# A block of data
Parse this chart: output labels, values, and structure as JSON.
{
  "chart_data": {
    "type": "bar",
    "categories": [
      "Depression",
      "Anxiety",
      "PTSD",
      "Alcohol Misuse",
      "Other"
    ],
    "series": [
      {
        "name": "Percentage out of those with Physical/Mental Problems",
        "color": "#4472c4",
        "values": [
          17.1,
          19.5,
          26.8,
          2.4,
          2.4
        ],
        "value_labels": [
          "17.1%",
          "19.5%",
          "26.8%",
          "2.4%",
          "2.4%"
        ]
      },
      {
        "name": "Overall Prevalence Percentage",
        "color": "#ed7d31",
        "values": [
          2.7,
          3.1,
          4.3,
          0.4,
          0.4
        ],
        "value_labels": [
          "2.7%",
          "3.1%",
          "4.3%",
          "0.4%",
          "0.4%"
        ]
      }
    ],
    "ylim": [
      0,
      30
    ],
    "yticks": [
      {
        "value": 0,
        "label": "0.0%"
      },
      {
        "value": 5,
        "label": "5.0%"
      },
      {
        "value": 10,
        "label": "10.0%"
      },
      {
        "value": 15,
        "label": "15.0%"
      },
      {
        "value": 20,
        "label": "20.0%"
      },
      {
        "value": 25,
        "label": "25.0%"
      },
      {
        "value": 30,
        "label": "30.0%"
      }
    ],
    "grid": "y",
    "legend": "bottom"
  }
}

# STATED PROBLEM
Extract all of the data shown above without alteration.

# WRITTEN SOLUTION
Parse this chart: output labels, values, and structure as JSON.
{
  "chart_data": {
    "type": "bar",
    "categories": [
      "Depression",
      "Anxiety",
      "PTSD",
      "Alcohol Misuse",
      "Other"
    ],
    "series": [
      {
        "name": "Percentage out of those with Physical/Mental Problems",
        "color": "#4472c4",
        "values": [
          17.1,
          19.5,
          26.8,
          2.4,
          2.4
        ],
        "value_labels": [
          "17.1%",
          "19.5%",
          "26.8%",
          "2.4%",
          "2.4%"
        ]
      },
      {
        "name": "Overall Prevalence Percentage",
        "color": "#ed7d31",
        "values": [
          2.7,
          3.1,
          4.3,
          0.4,
          0.4
        ],
        "value_labels": [
          "2.7%",
          "3.1%",
          "4.3%",
          "0.4%",
          "0.4%"
        ]
      }
    ],
    "ylim": [
      0,
      30
    ],
    "yticks": [
      {
        "value": 0,
        "label": "0.0%"
      },
      {
        "value": 5,
        "label": "5.0%"
      },
      {
        "value": 10,
        "label": "10.0%"
      },
      {
        "value": 15,
        "label": "15.0%"
      },
      {
        "value": 20,
        "label": "20.0%"
      },
      {
        "value": 25,
        "label": "25.0%"
      },
      {
        "value": 30,
        "label": "30.0%"
      }
    ],
    "grid": "y",
    "legend": "bottom"
  }
}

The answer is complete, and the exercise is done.